### Challenge
Search the listing for the string "Bronze" and copy every line that contains it.

· · · · ·

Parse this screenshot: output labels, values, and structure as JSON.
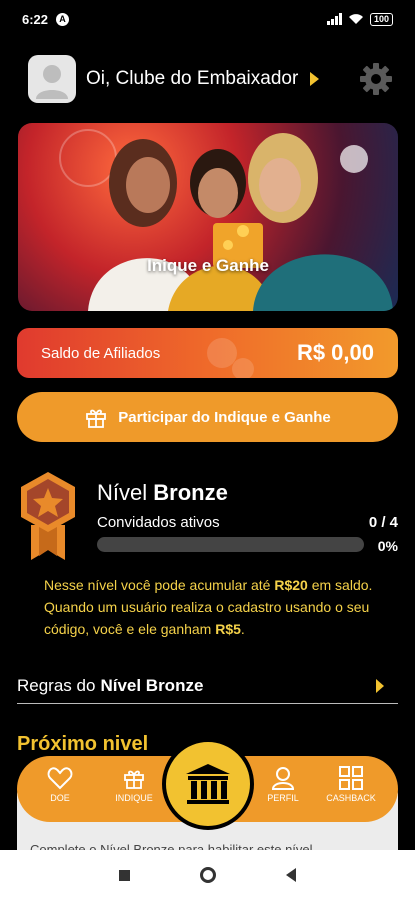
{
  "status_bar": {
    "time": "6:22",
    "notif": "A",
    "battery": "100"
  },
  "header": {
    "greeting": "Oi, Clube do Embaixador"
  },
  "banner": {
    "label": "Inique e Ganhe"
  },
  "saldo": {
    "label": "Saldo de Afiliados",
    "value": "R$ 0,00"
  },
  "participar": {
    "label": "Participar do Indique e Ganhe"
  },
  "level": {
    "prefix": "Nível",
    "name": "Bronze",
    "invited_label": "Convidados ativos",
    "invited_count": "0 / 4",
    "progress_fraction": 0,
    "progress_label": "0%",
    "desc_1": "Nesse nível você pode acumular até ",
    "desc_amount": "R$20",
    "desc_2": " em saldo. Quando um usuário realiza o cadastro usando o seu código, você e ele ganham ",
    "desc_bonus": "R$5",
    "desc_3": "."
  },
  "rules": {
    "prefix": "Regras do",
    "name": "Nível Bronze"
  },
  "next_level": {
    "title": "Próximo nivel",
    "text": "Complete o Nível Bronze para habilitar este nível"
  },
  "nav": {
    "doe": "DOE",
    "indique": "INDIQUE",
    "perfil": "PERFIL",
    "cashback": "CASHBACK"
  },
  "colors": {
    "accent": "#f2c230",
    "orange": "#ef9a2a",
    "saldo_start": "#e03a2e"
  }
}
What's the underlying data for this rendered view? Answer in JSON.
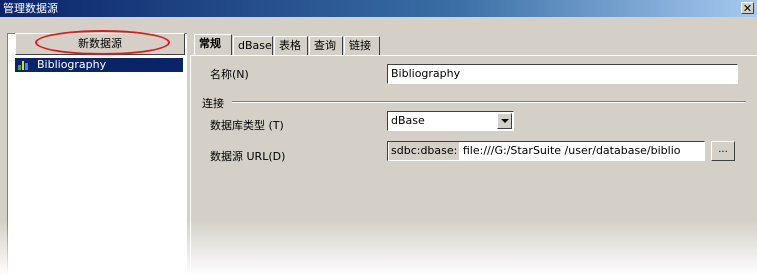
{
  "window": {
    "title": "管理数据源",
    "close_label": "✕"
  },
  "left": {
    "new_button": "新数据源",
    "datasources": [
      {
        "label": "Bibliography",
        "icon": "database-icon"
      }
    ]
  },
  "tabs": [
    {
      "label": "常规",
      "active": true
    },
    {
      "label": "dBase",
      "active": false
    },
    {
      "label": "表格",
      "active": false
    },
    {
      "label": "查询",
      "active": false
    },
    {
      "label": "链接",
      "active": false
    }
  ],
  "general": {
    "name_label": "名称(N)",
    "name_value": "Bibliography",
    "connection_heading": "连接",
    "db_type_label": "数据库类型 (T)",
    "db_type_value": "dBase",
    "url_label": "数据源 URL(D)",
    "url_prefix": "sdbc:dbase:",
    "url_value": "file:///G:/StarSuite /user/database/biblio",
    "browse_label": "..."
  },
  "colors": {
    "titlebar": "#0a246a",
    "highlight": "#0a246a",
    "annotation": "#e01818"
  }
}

· · · · ·

### Answer to this task
    "name": "Bronze",
    "name": "Nível Bronze"
    "text": "Complete o Nível Bronze para habilitar este nível"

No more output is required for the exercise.